- Work instructions: Each entry below should be returned exactly as is, with the pictures removed.

--*--

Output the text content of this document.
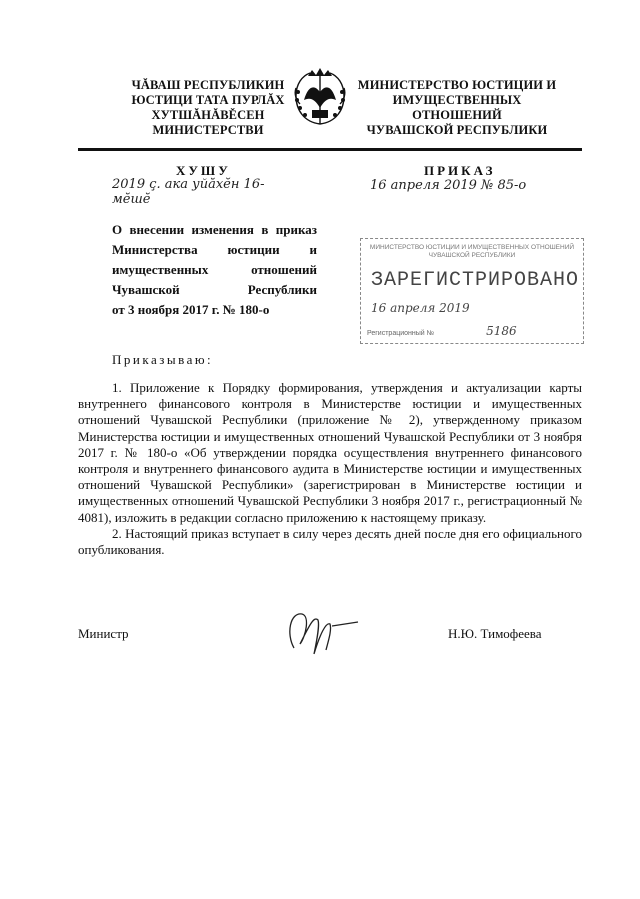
ЧĂВАШ РЕСПУБЛИКИН
ЮСТИЦИ ТАТА ПУРЛĂХ
ХУТШĂНĂВĚСЕН
МИНИСТЕРСТВИ
МИНИСТЕРСТВО ЮСТИЦИИ И
ИМУЩЕСТВЕННЫХ ОТНОШЕНИЙ
ЧУВАШСКОЙ РЕСПУБЛИКИ
ХУШУ	ПРИКАЗ
2019 ҫ. ака уйӑхĕн 16-мӗшĕ
16 апреля 2019 № 85-о
О внесении изменения в приказ
Министерства юстиции и
имущественных отношений
Чувашской Республики
от 3 ноября 2017 г. № 180-о
МИНИСТЕРСТВО ЮСТИЦИИ И ИМУЩЕСТВЕННЫХ ОТНОШЕНИЙ ЧУВАШСКОЙ РЕСПУБЛИКИ
ЗАРЕГИСТРИРОВАНО
16 апреля 2019
Регистрационный №	5186
Приказываю:

1. Приложение к Порядку формирования, утверждения и актуализации карты внутреннего финансового контроля в Министерстве юстиции и имущественных отношений Чувашской Республики (приложение № 2), утвержденному приказом Министерства юстиции и имущественных отношений Чувашской Республики от 3 ноября 2017 г. № 180-о «Об утверждении порядка осуществления внутреннего финансового контроля и внутреннего финансового аудита в Министерстве юстиции и имущественных отношений Чувашской Республики» (зарегистрирован в Министерстве юстиции и имущественных отношений Чувашской Республики 3 ноября 2017 г., регистрационный № 4081), изложить в редакции согласно приложению к настоящему приказу.

2. Настоящий приказ вступает в силу через десять дней после дня его официального опубликования.

Министр	Н.Ю. Тимофеева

--*--

- Result for this task:
Output the text content of this document.
ЧĂВАШ РЕСПУБЛИКИН
ЮСТИЦИ ТАТА ПУРЛĂХ
ХУТШĂНĂВĚСЕН
МИНИСТЕРСТВИ
МИНИСТЕРСТВО ЮСТИЦИИ И
ИМУЩЕСТВЕННЫХ ОТНОШЕНИЙ
ЧУВАШСКОЙ РЕСПУБЛИКИ
ХУШУ	ПРИКАЗ
2019 ҫ. ака уйӑхĕн 16-мӗшĕ
16 апреля 2019 № 85-о
О внесении изменения в приказ
Министерства юстиции и
имущественных отношений
Чувашской Республики
от 3 ноября 2017 г. № 180-о
МИНИСТЕРСТВО ЮСТИЦИИ И ИМУЩЕСТВЕННЫХ ОТНОШЕНИЙ ЧУВАШСКОЙ РЕСПУБЛИКИ
ЗАРЕГИСТРИРОВАНО
16 апреля 2019
Регистрационный №	5186
Приказываю:

1. Приложение к Порядку формирования, утверждения и актуализации карты внутреннего финансового контроля в Министерстве юстиции и имущественных отношений Чувашской Республики (приложение № 2), утвержденному приказом Министерства юстиции и имущественных отношений Чувашской Республики от 3 ноября 2017 г. № 180-о «Об утверждении порядка осуществления внутреннего финансового контроля и внутреннего финансового аудита в Министерстве юстиции и имущественных отношений Чувашской Республики» (зарегистрирован в Министерстве юстиции и имущественных отношений Чувашской Республики 3 ноября 2017 г., регистрационный № 4081), изложить в редакции согласно приложению к настоящему приказу.

2. Настоящий приказ вступает в силу через десять дней после дня его официального опубликования.

Министр	Н.Ю. Тимофеева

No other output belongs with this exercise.